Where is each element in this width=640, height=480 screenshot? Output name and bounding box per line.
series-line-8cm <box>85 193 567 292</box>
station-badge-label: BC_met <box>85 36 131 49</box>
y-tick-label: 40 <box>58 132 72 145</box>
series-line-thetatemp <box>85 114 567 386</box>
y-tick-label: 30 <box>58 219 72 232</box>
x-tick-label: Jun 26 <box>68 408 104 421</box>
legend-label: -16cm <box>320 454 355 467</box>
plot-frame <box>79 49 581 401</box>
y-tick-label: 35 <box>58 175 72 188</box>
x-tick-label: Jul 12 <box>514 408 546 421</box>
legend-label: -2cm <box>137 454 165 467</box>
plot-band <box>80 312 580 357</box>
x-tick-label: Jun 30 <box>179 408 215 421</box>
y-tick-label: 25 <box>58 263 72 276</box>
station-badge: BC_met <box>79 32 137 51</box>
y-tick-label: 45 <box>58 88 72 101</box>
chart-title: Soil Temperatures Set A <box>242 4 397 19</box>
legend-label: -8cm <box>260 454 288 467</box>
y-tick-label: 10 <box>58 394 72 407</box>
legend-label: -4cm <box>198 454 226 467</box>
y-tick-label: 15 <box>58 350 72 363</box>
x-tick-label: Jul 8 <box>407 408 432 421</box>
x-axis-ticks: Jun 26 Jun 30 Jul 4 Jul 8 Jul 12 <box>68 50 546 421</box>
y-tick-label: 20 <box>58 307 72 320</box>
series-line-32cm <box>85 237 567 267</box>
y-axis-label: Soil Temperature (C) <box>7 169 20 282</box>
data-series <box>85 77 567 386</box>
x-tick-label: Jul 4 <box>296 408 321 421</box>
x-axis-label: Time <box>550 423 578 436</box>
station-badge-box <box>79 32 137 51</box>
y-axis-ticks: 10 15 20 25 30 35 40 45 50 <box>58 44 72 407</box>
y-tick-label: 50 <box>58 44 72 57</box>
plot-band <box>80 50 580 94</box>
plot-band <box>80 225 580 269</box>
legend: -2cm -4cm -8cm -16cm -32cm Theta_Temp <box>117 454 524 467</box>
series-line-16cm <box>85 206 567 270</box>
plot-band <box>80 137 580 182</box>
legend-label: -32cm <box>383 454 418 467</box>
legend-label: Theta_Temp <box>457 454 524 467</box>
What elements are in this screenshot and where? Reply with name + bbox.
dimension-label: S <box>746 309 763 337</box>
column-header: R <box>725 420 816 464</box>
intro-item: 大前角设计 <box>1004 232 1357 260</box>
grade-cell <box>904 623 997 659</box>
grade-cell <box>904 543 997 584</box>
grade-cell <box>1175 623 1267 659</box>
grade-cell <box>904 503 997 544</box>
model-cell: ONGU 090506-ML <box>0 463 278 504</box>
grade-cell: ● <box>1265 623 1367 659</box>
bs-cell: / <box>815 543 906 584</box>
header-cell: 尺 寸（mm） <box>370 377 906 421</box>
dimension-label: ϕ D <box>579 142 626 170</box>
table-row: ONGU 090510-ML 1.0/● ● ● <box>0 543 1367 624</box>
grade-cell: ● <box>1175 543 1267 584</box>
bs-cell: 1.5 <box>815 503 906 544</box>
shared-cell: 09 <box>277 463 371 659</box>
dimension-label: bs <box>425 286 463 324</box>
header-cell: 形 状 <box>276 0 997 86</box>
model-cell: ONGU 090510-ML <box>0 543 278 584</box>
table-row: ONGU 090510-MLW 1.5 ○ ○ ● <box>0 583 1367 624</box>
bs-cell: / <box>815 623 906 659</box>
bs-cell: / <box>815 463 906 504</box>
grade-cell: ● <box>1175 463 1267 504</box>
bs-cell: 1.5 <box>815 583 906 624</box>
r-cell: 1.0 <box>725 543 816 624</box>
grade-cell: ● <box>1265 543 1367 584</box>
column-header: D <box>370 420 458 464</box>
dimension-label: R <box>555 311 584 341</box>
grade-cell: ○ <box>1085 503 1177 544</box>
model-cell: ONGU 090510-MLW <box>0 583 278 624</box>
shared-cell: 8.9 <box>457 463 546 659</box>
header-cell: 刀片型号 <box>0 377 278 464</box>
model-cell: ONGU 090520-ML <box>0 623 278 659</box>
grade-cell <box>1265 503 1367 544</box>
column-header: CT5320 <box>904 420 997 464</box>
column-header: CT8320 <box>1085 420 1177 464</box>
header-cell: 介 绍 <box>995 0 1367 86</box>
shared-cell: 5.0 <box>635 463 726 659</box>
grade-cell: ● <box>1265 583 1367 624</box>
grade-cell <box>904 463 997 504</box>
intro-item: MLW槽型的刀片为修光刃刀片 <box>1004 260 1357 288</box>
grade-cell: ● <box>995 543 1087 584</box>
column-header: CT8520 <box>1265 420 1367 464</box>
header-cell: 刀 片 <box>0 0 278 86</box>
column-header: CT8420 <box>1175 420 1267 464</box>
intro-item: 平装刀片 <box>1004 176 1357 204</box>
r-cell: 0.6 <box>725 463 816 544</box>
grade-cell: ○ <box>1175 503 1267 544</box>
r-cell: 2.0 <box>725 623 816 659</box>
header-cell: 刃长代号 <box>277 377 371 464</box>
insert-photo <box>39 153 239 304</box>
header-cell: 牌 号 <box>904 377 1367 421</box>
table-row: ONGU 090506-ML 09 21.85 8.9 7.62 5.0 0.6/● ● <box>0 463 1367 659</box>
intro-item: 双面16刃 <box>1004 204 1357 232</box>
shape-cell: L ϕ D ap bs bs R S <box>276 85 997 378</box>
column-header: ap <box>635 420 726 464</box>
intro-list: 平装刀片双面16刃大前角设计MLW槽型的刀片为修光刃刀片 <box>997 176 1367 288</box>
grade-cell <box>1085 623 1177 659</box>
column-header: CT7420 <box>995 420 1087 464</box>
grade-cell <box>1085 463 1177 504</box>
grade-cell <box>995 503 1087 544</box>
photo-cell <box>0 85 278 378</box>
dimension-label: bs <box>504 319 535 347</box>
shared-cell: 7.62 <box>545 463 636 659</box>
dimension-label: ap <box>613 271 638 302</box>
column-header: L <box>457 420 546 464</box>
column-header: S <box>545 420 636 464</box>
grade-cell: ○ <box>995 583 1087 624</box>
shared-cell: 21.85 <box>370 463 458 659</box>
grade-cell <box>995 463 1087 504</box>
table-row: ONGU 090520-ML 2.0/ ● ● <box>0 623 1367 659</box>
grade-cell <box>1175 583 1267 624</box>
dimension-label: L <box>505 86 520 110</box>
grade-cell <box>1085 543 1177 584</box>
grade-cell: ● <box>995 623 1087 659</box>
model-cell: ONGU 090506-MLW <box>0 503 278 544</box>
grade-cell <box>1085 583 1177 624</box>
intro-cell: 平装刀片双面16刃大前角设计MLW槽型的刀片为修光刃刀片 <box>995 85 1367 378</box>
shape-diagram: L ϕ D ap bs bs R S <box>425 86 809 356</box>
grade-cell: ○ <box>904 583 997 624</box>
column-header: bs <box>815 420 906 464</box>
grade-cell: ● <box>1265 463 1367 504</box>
------------------------------------------------------------------------
Exercise goal
Print the material verbatim, starting at its first line and ending at the line containing "y-axis-label: Soil Temperature", with both of those lines included.

Response to the task
Where is each element in this width=640, height=480 screenshot? Output name and bounding box per line.
series-line-8cm <box>85 193 567 292</box>
station-badge-label: BC_met <box>85 36 131 49</box>
y-tick-label: 40 <box>58 132 72 145</box>
series-line-thetatemp <box>85 114 567 386</box>
y-tick-label: 30 <box>58 219 72 232</box>
x-tick-label: Jun 26 <box>68 408 104 421</box>
legend-label: -16cm <box>320 454 355 467</box>
plot-frame <box>79 49 581 401</box>
y-tick-label: 35 <box>58 175 72 188</box>
x-tick-label: Jul 12 <box>514 408 546 421</box>
legend-label: -2cm <box>137 454 165 467</box>
plot-band <box>80 312 580 357</box>
x-tick-label: Jun 30 <box>179 408 215 421</box>
y-tick-label: 25 <box>58 263 72 276</box>
station-badge: BC_met <box>79 32 137 51</box>
y-tick-label: 45 <box>58 88 72 101</box>
chart-title: Soil Temperatures Set A <box>242 4 397 19</box>
legend-label: -8cm <box>260 454 288 467</box>
y-tick-label: 10 <box>58 394 72 407</box>
legend-label: -4cm <box>198 454 226 467</box>
y-tick-label: 15 <box>58 350 72 363</box>
x-tick-label: Jul 8 <box>407 408 432 421</box>
x-axis-ticks: Jun 26 Jun 30 Jul 4 Jul 8 Jul 12 <box>68 50 546 421</box>
y-tick-label: 20 <box>58 307 72 320</box>
series-line-32cm <box>85 237 567 267</box>
y-axis-label: Soil Temperature (C) <box>7 169 20 282</box>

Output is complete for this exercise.